Document segment:
━━━━━━━━━━━━━━━━━━━━
I have been asking myself that question. Why am I blogging?
I shelved any ideas of notoriety a very long time ago, in my teens when I fell pregnant and kept my baby instead of continuing with my blossoming modelling career. Since then I have been pretty happy just getting by. So, it can't be because of the chance of being well know for doing something.
I am not a very good writer. Even though I read all of the time I haven't picked up the skill to translate all these A++ ideas into the written word. I try and write what is in my head but it just doesn't come out that way. So, it can't be because I am a literary whiz.
So, I guess it must be because I just wanted to relate to people. I want people to know me because they can relate to me and my life's struggles. Maybe they will like the way I write... not really smart.... just like a normal woman who is just venting and experimenting, and sharing with a bunch of friends she doesn't know yet. I have always been the talker in my group, not uncommon for people to just start walking away (especially if the vino has been flowing) while I'm still talking on a train of thought that has spanned the last three hours. Occasionally though, someone will sit and listen. Then even less frequently, someone will just look at me and say "You should write this stuff down". So, here it is.
━━━━━━━━━━━━━━━━━━━━
Raw records:
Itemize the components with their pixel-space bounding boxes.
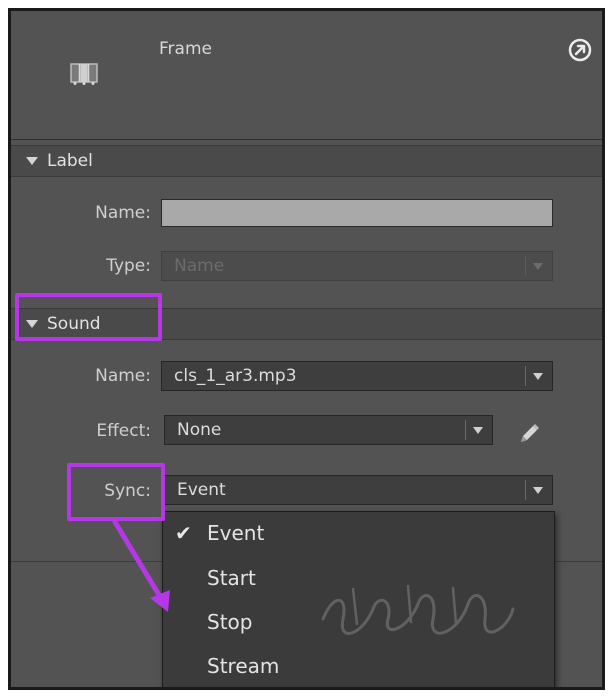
━━━━━━━━━━━━━━━━━━━━
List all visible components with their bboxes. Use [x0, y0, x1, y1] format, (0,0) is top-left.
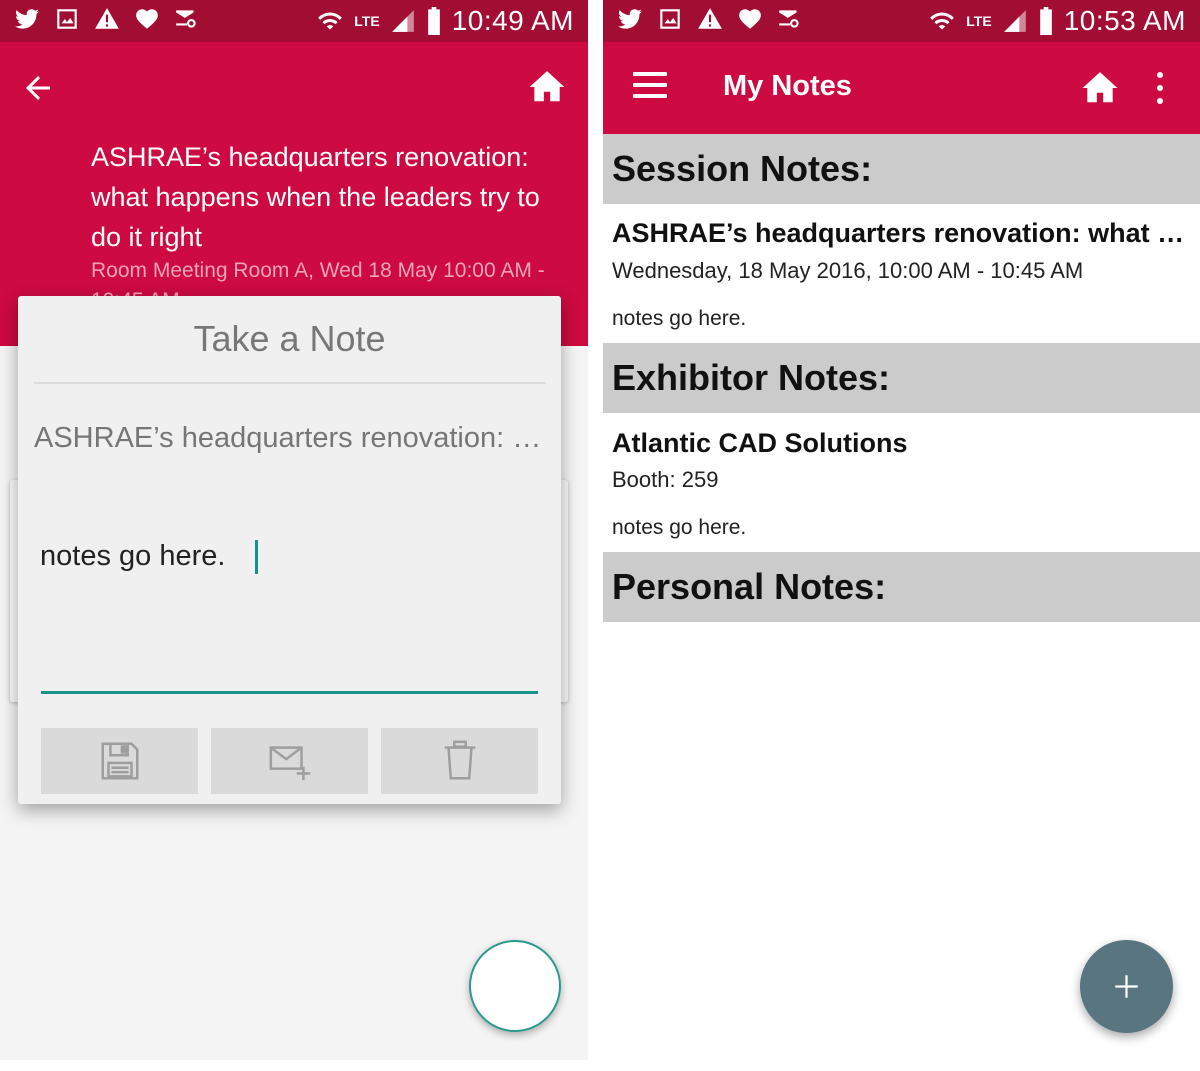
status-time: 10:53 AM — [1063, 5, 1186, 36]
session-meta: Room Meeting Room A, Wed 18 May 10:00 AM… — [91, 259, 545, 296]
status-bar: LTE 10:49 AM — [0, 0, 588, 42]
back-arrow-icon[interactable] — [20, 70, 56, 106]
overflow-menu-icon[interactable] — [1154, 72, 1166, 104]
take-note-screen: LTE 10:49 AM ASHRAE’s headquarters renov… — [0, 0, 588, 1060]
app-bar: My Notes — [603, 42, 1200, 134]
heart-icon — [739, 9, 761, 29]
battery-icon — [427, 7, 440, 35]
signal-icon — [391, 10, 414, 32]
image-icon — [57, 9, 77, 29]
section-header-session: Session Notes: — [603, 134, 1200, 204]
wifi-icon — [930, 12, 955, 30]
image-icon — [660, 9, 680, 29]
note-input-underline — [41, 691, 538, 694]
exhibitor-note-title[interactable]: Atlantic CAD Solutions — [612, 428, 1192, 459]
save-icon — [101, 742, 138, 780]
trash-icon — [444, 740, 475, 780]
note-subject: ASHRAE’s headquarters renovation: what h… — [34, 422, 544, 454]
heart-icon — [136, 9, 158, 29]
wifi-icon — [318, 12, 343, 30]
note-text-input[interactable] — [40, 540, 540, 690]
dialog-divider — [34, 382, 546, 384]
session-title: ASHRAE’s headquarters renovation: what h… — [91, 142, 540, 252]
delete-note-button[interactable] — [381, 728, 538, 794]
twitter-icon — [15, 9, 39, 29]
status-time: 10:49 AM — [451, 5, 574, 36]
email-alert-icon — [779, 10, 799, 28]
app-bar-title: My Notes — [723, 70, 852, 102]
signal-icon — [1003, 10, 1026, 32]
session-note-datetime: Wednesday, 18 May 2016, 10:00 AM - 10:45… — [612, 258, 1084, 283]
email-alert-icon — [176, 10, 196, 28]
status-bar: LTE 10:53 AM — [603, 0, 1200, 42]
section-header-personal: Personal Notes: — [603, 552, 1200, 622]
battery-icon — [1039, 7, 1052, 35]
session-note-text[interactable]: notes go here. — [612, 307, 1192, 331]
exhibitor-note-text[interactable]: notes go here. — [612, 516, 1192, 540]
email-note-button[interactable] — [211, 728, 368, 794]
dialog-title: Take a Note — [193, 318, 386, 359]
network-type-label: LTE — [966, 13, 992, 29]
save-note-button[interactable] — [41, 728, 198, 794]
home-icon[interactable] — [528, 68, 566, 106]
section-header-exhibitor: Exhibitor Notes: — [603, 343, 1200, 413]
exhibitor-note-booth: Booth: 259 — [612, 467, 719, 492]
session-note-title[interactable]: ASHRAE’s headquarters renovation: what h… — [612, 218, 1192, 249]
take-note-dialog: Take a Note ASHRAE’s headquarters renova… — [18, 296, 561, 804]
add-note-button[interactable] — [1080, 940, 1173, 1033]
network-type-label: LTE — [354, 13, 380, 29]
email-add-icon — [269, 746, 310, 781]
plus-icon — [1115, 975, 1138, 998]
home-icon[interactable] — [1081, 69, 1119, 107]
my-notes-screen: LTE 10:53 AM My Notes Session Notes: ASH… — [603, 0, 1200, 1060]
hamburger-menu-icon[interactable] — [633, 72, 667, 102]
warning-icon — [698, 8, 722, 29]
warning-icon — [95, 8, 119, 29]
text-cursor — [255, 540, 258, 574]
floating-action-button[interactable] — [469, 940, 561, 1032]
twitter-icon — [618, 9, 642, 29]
━━━━━━━━━━━━━━━━━━━━
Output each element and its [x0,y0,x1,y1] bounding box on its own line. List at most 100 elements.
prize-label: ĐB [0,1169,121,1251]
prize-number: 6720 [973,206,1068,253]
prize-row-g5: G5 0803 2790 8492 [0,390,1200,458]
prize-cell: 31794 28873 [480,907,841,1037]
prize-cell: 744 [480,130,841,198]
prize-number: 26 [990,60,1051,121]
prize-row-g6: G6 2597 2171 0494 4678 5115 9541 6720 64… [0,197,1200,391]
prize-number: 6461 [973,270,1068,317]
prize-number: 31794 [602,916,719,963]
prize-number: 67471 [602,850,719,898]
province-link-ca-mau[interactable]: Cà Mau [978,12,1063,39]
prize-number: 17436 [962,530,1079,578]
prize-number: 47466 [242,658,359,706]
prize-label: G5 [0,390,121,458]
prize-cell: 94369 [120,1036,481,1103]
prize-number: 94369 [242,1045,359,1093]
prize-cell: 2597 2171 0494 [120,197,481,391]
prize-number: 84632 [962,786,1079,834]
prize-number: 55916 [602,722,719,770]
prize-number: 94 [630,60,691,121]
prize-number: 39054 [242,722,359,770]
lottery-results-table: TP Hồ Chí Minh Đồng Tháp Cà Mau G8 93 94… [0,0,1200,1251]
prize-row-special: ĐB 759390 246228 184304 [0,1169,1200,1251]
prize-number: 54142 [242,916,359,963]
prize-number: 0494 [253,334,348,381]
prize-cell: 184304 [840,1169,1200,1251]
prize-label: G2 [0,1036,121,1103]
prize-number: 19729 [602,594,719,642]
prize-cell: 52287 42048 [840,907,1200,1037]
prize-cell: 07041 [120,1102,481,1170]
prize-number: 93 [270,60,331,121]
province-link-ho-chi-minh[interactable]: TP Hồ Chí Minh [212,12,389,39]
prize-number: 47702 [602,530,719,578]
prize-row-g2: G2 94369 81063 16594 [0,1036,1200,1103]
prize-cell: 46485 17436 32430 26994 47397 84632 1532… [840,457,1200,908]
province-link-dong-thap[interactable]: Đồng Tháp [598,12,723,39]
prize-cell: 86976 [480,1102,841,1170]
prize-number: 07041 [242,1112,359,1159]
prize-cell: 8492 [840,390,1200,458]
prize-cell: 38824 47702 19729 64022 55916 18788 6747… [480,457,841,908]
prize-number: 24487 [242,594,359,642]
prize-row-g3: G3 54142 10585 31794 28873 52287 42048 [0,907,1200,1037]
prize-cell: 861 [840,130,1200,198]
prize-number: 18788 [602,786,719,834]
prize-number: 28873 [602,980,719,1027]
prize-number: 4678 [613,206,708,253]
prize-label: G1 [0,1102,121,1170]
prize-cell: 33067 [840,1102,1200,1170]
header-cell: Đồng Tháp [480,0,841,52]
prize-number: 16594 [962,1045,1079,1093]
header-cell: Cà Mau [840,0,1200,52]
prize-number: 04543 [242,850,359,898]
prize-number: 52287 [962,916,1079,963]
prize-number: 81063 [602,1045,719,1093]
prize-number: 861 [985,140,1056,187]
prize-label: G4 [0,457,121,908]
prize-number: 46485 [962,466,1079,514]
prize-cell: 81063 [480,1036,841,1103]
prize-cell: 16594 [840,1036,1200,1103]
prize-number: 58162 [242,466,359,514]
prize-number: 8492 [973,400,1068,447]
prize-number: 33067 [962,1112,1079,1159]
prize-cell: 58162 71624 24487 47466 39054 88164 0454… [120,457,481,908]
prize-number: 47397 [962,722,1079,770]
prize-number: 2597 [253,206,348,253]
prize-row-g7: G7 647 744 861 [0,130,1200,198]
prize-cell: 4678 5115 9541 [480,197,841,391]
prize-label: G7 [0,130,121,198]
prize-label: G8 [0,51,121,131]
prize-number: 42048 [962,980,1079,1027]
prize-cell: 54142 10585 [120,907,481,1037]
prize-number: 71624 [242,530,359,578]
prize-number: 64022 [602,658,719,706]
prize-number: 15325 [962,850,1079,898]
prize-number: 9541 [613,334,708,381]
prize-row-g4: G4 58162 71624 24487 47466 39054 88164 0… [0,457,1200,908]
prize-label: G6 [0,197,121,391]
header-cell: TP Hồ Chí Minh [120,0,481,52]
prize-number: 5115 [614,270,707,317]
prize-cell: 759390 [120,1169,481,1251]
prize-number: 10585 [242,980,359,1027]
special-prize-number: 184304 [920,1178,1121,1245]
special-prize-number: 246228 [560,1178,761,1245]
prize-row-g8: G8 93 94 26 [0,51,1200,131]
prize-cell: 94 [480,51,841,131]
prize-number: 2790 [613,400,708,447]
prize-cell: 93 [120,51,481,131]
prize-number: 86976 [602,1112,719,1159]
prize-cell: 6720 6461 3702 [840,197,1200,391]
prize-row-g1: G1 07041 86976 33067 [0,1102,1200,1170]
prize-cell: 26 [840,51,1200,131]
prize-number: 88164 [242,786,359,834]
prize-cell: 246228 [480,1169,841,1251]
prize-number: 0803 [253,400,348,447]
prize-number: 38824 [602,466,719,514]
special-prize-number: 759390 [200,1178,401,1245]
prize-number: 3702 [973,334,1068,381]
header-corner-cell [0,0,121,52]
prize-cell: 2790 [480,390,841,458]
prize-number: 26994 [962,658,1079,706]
━━━━━━━━━━━━━━━━━━━━
Exercise details: In the blog post on why the writer blogs, what career was given up when the writer kept the baby?

In response: A blossoming modeling career.